[Dataset entries]
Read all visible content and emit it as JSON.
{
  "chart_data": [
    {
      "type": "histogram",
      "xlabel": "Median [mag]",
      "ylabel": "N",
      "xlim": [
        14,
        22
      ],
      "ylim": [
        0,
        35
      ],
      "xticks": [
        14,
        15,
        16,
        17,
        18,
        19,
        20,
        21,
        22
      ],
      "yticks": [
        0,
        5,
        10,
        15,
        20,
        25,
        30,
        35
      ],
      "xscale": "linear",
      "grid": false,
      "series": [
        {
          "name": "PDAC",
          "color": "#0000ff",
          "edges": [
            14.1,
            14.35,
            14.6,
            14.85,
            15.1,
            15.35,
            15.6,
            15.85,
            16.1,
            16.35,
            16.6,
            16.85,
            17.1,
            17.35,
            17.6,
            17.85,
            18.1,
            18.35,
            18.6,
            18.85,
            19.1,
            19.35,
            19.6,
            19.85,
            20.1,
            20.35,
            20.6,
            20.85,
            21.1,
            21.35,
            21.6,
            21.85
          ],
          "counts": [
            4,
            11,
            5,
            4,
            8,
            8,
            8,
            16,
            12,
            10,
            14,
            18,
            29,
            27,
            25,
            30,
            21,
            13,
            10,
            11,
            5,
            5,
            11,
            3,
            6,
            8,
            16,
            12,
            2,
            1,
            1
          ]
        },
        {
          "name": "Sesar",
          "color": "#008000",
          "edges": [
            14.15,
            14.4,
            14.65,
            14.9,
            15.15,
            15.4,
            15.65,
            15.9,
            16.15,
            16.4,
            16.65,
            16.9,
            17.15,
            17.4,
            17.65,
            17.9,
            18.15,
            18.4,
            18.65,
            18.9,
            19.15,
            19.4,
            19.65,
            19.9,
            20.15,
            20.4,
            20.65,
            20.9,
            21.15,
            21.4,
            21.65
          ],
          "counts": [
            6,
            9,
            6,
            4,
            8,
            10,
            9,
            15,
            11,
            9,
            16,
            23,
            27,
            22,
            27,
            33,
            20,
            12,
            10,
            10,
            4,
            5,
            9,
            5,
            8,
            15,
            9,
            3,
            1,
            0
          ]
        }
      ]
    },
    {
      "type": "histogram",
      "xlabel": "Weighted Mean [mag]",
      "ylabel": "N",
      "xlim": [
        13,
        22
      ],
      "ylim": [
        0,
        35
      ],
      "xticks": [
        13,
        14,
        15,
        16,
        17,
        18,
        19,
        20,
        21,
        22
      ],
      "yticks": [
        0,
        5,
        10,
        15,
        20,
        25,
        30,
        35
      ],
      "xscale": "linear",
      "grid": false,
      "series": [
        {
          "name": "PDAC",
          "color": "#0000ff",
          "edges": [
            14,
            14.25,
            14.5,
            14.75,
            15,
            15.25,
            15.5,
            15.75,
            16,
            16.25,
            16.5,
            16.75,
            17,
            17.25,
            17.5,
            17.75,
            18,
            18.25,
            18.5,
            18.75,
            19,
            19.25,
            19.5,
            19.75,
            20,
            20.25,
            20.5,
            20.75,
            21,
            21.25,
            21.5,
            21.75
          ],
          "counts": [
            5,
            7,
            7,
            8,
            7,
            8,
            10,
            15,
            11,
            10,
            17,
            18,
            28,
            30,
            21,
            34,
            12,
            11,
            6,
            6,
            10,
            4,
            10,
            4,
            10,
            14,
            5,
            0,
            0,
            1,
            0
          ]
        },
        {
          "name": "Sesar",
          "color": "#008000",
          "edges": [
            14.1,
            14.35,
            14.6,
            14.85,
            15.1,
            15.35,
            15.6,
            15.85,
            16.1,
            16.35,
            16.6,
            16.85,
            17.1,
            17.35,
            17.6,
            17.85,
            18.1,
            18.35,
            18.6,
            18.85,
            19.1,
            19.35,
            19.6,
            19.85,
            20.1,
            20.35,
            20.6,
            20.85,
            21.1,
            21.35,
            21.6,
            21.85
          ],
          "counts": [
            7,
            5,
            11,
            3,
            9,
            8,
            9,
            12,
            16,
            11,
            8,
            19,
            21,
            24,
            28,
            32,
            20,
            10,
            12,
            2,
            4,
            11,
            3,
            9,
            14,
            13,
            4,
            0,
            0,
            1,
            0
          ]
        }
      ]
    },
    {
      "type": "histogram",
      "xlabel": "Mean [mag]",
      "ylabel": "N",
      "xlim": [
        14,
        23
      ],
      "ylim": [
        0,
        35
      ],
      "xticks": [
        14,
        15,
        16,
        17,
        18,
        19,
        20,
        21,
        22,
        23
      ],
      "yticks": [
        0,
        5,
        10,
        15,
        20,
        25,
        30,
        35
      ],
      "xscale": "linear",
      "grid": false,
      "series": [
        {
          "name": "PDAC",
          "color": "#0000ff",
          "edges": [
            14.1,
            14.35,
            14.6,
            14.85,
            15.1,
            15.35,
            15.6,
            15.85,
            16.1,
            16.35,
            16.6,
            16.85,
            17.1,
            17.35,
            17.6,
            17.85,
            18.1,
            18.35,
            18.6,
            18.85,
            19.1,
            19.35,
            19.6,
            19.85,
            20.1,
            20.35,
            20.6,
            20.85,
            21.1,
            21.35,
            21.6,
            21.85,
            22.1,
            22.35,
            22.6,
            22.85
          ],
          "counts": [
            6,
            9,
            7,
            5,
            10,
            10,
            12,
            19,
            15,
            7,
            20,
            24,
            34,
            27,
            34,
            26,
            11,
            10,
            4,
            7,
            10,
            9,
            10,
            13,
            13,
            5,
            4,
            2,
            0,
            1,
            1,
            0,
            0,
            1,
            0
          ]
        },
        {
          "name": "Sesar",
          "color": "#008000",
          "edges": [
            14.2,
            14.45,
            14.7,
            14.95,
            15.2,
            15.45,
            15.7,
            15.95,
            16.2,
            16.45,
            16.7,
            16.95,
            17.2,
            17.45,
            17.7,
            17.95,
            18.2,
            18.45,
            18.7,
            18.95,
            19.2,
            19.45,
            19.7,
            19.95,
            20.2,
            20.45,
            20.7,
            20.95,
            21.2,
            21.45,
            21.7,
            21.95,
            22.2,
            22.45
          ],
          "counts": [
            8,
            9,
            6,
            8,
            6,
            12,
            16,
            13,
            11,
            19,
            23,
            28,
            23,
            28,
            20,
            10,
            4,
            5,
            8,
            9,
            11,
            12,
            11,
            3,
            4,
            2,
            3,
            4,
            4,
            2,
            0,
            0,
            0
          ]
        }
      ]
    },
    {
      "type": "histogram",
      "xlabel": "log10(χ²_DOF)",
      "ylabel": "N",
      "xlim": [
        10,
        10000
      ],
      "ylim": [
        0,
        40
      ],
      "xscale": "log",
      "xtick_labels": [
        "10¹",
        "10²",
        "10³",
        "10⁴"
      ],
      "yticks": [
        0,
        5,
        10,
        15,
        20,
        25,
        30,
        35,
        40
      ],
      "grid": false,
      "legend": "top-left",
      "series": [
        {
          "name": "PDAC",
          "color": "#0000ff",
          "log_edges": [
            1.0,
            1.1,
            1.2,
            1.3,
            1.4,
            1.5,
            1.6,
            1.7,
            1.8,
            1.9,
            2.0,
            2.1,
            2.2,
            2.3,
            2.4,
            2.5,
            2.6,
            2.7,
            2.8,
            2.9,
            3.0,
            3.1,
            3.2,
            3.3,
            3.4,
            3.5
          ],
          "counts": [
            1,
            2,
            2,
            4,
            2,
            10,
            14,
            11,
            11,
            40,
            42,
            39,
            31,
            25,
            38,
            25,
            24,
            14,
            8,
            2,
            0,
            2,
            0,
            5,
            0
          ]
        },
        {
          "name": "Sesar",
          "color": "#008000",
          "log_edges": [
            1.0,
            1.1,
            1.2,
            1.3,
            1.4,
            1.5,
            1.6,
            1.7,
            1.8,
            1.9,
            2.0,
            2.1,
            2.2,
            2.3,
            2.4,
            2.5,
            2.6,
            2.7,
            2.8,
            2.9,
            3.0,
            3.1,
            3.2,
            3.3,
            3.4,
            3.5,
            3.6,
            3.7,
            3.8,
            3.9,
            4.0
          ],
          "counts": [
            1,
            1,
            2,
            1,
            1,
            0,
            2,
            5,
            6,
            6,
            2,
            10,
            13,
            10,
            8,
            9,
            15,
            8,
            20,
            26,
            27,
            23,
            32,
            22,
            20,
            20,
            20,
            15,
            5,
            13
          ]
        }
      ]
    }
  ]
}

== Given request ==
Go through the records and pull out each line that includes the word "Mean".

== Task result ==
      "xlabel": "Weighted Mean [mag]",
      "xlabel": "Mean [mag]",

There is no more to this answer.